» Exercise prompt
In this exercise, reproduce all the entries that follow exactly.

» Records for processing
- - - - - - -

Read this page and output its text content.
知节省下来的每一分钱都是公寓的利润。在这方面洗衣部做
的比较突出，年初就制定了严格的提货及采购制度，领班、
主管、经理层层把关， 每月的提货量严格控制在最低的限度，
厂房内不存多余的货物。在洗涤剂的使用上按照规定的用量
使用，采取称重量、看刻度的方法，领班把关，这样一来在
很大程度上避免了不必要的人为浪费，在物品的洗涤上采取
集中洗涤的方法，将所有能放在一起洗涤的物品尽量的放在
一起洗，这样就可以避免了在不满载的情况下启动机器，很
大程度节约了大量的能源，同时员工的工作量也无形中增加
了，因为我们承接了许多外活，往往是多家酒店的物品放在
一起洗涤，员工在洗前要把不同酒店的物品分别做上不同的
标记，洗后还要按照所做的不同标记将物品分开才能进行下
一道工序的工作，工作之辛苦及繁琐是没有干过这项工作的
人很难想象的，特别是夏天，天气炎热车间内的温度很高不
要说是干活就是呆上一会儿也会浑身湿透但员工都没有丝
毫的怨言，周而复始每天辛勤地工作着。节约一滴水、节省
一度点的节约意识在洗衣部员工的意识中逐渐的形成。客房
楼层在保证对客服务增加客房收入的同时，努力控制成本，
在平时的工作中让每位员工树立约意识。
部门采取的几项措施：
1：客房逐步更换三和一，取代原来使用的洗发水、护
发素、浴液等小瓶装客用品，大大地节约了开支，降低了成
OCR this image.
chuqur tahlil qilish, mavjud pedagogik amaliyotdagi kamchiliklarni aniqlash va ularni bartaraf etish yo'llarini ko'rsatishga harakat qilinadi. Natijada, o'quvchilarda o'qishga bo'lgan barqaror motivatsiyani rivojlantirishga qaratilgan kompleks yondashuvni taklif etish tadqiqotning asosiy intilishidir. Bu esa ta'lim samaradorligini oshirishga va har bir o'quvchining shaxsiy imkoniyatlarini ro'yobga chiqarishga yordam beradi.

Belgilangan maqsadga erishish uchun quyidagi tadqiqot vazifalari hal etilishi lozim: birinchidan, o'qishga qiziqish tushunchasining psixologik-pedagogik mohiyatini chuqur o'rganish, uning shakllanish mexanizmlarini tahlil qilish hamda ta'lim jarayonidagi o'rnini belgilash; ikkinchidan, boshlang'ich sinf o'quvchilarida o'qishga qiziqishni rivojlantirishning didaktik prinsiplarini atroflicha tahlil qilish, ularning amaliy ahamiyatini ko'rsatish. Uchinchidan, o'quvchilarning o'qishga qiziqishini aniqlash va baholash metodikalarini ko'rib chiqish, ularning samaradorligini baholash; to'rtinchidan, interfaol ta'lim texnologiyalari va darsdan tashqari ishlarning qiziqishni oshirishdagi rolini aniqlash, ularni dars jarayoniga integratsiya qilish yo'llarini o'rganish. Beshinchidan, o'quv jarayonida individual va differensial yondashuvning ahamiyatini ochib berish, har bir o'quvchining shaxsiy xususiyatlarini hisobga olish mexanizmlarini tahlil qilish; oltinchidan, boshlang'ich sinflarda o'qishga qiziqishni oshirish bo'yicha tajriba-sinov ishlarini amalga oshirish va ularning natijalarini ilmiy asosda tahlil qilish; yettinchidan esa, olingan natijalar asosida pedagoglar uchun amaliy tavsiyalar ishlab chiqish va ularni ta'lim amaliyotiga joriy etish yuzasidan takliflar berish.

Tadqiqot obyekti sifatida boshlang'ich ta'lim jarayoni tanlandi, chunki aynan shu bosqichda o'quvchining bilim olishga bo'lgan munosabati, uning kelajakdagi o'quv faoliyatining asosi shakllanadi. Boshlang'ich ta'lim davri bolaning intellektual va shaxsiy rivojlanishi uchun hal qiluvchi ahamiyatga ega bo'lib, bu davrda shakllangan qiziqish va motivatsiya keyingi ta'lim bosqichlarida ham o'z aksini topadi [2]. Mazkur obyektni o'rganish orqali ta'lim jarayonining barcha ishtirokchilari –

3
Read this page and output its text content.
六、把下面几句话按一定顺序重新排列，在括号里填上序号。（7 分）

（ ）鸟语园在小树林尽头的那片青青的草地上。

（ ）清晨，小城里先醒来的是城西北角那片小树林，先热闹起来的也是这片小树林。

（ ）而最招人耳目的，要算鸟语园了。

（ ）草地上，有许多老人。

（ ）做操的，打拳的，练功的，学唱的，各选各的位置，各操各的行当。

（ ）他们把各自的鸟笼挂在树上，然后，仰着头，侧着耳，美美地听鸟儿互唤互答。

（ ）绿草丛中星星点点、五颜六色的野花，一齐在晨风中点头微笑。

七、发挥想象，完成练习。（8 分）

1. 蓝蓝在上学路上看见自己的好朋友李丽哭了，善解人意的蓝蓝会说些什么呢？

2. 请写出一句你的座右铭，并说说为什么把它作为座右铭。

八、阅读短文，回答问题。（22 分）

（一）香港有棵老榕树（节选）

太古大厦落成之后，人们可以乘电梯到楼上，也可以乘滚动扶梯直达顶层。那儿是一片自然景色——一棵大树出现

- - - - - - -

» Full output
Read this page and output its text content.
知节省下来的每一分钱都是公寓的利润。在这方面洗衣部做
的比较突出，年初就制定了严格的提货及采购制度，领班、
主管、经理层层把关， 每月的提货量严格控制在最低的限度，
厂房内不存多余的货物。在洗涤剂的使用上按照规定的用量
使用，采取称重量、看刻度的方法，领班把关，这样一来在
很大程度上避免了不必要的人为浪费，在物品的洗涤上采取
集中洗涤的方法，将所有能放在一起洗涤的物品尽量的放在
一起洗，这样就可以避免了在不满载的情况下启动机器，很
大程度节约了大量的能源，同时员工的工作量也无形中增加
了，因为我们承接了许多外活，往往是多家酒店的物品放在
一起洗涤，员工在洗前要把不同酒店的物品分别做上不同的
标记，洗后还要按照所做的不同标记将物品分开才能进行下
一道工序的工作，工作之辛苦及繁琐是没有干过这项工作的
人很难想象的，特别是夏天，天气炎热车间内的温度很高不
要说是干活就是呆上一会儿也会浑身湿透但员工都没有丝
毫的怨言，周而复始每天辛勤地工作着。节约一滴水、节省
一度点的节约意识在洗衣部员工的意识中逐渐的形成。客房
楼层在保证对客服务增加客房收入的同时，努力控制成本，
在平时的工作中让每位员工树立约意识。
部门采取的几项措施：
1：客房逐步更换三和一，取代原来使用的洗发水、护
发素、浴液等小瓶装客用品，大大地节约了开支，降低了成
OCR this image.
chuqur tahlil qilish, mavjud pedagogik amaliyotdagi kamchiliklarni aniqlash va ularni bartaraf etish yo'llarini ko'rsatishga harakat qilinadi. Natijada, o'quvchilarda o'qishga bo'lgan barqaror motivatsiyani rivojlantirishga qaratilgan kompleks yondashuvni taklif etish tadqiqotning asosiy intilishidir. Bu esa ta'lim samaradorligini oshirishga va har bir o'quvchining shaxsiy imkoniyatlarini ro'yobga chiqarishga yordam beradi.

Belgilangan maqsadga erishish uchun quyidagi tadqiqot vazifalari hal etilishi lozim: birinchidan, o'qishga qiziqish tushunchasining psixologik-pedagogik mohiyatini chuqur o'rganish, uning shakllanish mexanizmlarini tahlil qilish hamda ta'lim jarayonidagi o'rnini belgilash; ikkinchidan, boshlang'ich sinf o'quvchilarida o'qishga qiziqishni rivojlantirishning didaktik prinsiplarini atroflicha tahlil qilish, ularning amaliy ahamiyatini ko'rsatish. Uchinchidan, o'quvchilarning o'qishga qiziqishini aniqlash va baholash metodikalarini ko'rib chiqish, ularning samaradorligini baholash; to'rtinchidan, interfaol ta'lim texnologiyalari va darsdan tashqari ishlarning qiziqishni oshirishdagi rolini aniqlash, ularni dars jarayoniga integratsiya qilish yo'llarini o'rganish. Beshinchidan, o'quv jarayonida individual va differensial yondashuvning ahamiyatini ochib berish, har bir o'quvchining shaxsiy xususiyatlarini hisobga olish mexanizmlarini tahlil qilish; oltinchidan, boshlang'ich sinflarda o'qishga qiziqishni oshirish bo'yicha tajriba-sinov ishlarini amalga oshirish va ularning natijalarini ilmiy asosda tahlil qilish; yettinchidan esa, olingan natijalar asosida pedagoglar uchun amaliy tavsiyalar ishlab chiqish va ularni ta'lim amaliyotiga joriy etish yuzasidan takliflar berish.

Tadqiqot obyekti sifatida boshlang'ich ta'lim jarayoni tanlandi, chunki aynan shu bosqichda o'quvchining bilim olishga bo'lgan munosabati, uning kelajakdagi o'quv faoliyatining asosi shakllanadi. Boshlang'ich ta'lim davri bolaning intellektual va shaxsiy rivojlanishi uchun hal qiluvchi ahamiyatga ega bo'lib, bu davrda shakllangan qiziqish va motivatsiya keyingi ta'lim bosqichlarida ham o'z aksini topadi [2]. Mazkur obyektni o'rganish orqali ta'lim jarayonining barcha ishtirokchilari –

3
Read this page and output its text content.
六、把下面几句话按一定顺序重新排列，在括号里填上序号。（7 分）

（ ）鸟语园在小树林尽头的那片青青的草地上。

（ ）清晨，小城里先醒来的是城西北角那片小树林，先热闹起来的也是这片小树林。

（ ）而最招人耳目的，要算鸟语园了。

（ ）草地上，有许多老人。

（ ）做操的，打拳的，练功的，学唱的，各选各的位置，各操各的行当。

（ ）他们把各自的鸟笼挂在树上，然后，仰着头，侧着耳，美美地听鸟儿互唤互答。

（ ）绿草丛中星星点点、五颜六色的野花，一齐在晨风中点头微笑。

七、发挥想象，完成练习。（8 分）

1. 蓝蓝在上学路上看见自己的好朋友李丽哭了，善解人意的蓝蓝会说些什么呢？

2. 请写出一句你的座右铭，并说说为什么把它作为座右铭。

八、阅读短文，回答问题。（22 分）

（一）香港有棵老榕树（节选）

太古大厦落成之后，人们可以乘电梯到楼上，也可以乘滚动扶梯直达顶层。那儿是一片自然景色——一棵大树出现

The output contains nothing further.